Tasks for this exercise:
A. Summarize the benefit plans passage in two sentences.
B. Update the benefit plans passage starting with "The Corporation’s banking subsidiary maintains nonqualified" and going on through "nonqualified retirement plans.", replacing "senior officers" with "executive officers".
C. According to the benefit plans passage, what 401(k) match does RIG provide for highly compensated employees?

Text passage:
......

Based on current data and assumptions, the following benefit payments, which reflect expected future service, as appropriate, are:
Years EndingIn thousands
2021$1,730 
20221,720 
20231,840 
20241,890 
20251,920 
2026 - 20309,800 
The Corporation’s pension plan weighted-average assets’ allocations at December 31, 2020 and 2019, are as follows:
20202019
Equity securities45 %45 %
Debt securities42 %42 %
Real estate13 %13 %
100 %100 %
The Corporation’s overall investment strategy is to achieve a mix of investments to meet the long-term rate of return assumption and near-term pension obligations with a diversification of assets types, fund strategies and fund managers. The mix of investments is adjusted periodically by retaining an advisory firm to recommend appropriate allocations after reviewing the Corporation’s risk tolerance on contribution levels, funded status and plan expense, and any applicable regulatory requirements. The weighted-average assets’ allocation in the above table represents the Corporation’s conclusion on the appropriate mix of investments. The specific investment vehicles are institutional separate accounts from a variety of fund managers which are regularly reviewed by the Corporation for acceptable performance.
Equity securities included Corporation common stock in amounts of $1,963,000, or 4% of total plan assets, and $2,854,000, or 6% of total plan assets, at December 31, 2020 and 2019, respectively.
Fair value measurements at December 31, 2020, are as follows:
In thousandsTotalLevel 1Level 2Level 3
Equity securities$24,542 $1,963 $22,579 $ 
Debt securities14,568  14,568  
Real estate6,227  6,227  
Fair value measurements at December 31, 2019, are as follows:
In thousandsTotalLevel 1Level 2Level 3
Equity securities$20,098 $2,854 $17,244 $— 
Debt securities18,516 — 18,516 — 
Real estate5,678 — 5,678 — 
The Corporation’s banking subsidiary maintains a 401(k) plan for the benefit of eligible employees. Employees may contribute up to 100% of their compensation subject to certain limits based on federal tax laws. The Bank makes matching contributions equal to 100% of an employee’s compensation contributed to the plan up to 3% of an employee’s pay, plus 50% of an employee’s compensation contributed to the plan on the next 2% of their pay for the payroll period. Matching contributions vest immediately to the employee. Bank contributions to and expenses for the plan were $887,000 and $709,000 for 2020 and 2019, respectively.
RIG has a similar but separate 401(k) plan with the match of 6% for non-highly compensated employees and 3% match for highly compensated employees. RIG’s contributions to and expenses for the plan were $126,000 and $123,000 for 2020 and 2019, respectively.
The Corporation’s banking subsidiary maintains nonqualified compensation plans for selected senior officers. The estimated present value of future benefits is accrued over the period from the effective date of the agreements until the expected retirement dates of the individuals. The balance accrued for these plans included in other liabilities as of December 31, 2020 and 2019, totaled $3,491,000 and $3,196,000, respectively. The annual expense included in salaries and benefits expense
totaled $524,000 and $493,000 during the years ended December 31, 2020 and 2019, respectively. To fund the benefits under these plans, the Bank is the owner of single premium life insurance policies on participants in the nonqualified retirement plans.

......

(Dataset entries)
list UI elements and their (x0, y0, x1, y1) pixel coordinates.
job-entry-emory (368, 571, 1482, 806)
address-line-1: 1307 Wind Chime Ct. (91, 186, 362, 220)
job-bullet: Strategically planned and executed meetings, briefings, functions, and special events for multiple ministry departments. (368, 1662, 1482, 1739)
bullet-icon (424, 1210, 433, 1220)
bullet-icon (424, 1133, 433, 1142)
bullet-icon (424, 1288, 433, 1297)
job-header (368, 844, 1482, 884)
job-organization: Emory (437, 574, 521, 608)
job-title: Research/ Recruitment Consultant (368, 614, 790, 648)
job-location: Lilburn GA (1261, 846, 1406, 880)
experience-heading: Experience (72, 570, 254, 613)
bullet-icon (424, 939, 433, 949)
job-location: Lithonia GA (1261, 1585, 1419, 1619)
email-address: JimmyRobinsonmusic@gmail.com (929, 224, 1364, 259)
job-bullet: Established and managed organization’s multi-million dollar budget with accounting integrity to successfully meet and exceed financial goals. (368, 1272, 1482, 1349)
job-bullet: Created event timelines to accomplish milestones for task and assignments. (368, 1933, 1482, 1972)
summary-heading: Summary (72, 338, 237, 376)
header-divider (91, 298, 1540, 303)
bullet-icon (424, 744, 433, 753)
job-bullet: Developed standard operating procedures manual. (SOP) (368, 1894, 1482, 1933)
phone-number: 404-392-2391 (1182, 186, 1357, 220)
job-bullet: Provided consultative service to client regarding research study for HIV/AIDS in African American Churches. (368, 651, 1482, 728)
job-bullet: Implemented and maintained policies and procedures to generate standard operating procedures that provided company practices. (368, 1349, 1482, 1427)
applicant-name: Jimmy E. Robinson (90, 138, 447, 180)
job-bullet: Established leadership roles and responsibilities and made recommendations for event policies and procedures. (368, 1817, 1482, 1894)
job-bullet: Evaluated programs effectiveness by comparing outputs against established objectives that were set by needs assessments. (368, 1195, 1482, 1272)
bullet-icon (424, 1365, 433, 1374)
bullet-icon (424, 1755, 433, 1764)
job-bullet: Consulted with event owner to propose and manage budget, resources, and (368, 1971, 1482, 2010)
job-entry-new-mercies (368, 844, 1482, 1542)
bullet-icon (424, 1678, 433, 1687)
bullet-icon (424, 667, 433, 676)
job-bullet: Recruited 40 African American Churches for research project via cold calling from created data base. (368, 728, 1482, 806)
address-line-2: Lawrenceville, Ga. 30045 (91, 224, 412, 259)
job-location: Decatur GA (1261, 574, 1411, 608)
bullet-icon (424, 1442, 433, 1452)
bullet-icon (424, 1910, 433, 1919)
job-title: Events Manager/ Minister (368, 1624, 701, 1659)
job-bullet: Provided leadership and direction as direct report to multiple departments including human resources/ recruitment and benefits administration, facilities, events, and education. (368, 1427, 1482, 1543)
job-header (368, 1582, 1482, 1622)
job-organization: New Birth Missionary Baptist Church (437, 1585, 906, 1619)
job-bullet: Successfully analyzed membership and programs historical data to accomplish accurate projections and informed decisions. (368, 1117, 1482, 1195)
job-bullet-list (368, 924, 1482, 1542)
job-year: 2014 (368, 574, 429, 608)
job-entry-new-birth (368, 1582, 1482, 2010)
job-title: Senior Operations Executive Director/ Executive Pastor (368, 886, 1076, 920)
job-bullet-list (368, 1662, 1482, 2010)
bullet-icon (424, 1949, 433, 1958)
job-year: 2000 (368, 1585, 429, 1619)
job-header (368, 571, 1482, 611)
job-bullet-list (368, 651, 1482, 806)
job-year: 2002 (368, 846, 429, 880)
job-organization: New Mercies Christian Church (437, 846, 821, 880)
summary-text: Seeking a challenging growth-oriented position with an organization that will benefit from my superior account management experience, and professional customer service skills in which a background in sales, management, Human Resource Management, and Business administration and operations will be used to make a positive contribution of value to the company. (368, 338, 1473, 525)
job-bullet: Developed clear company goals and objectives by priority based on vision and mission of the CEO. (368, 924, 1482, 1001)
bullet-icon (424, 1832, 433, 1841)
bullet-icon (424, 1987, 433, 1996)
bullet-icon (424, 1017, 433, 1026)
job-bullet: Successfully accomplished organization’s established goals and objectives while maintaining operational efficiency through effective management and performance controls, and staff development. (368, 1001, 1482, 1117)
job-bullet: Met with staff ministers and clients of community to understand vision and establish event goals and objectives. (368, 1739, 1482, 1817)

......

Answers:
A. The Corporation's pension plan assets were allocated 45% to equity securities, 42% to debt securities, and 13% to real estate at both December 31, 2020 and 2019, and an advisory firm is retained to recommend adjustments to that mix. The Corporation's banking subsidiary also maintains a 401(k) plan with matching contributions and nonqualified compensation plans for selected senior officers, and the Bank owns single premium life insurance policies on participants to fund those plans' benefits.

B.
The Corporation’s banking subsidiary maintains nonqualified compensation plans for selected executive officers. The estimated present value of future benefits is accrued over the period from the effective date of the agreements until the expected retirement dates of the individuals. The balance accrued for these plans included in other liabilities as of December 31, 2020 and 2019, totaled $3,491,000 and $3,196,000, respectively. The annual expense included in salaries and benefits expense
totaled $524,000 and $493,000 during the years ended December 31, 2020 and 2019, respectively. To fund the benefits under these plans, the Bank is the owner of single premium life insurance policies on participants in the nonqualified retirement plans.

C. A 3% match.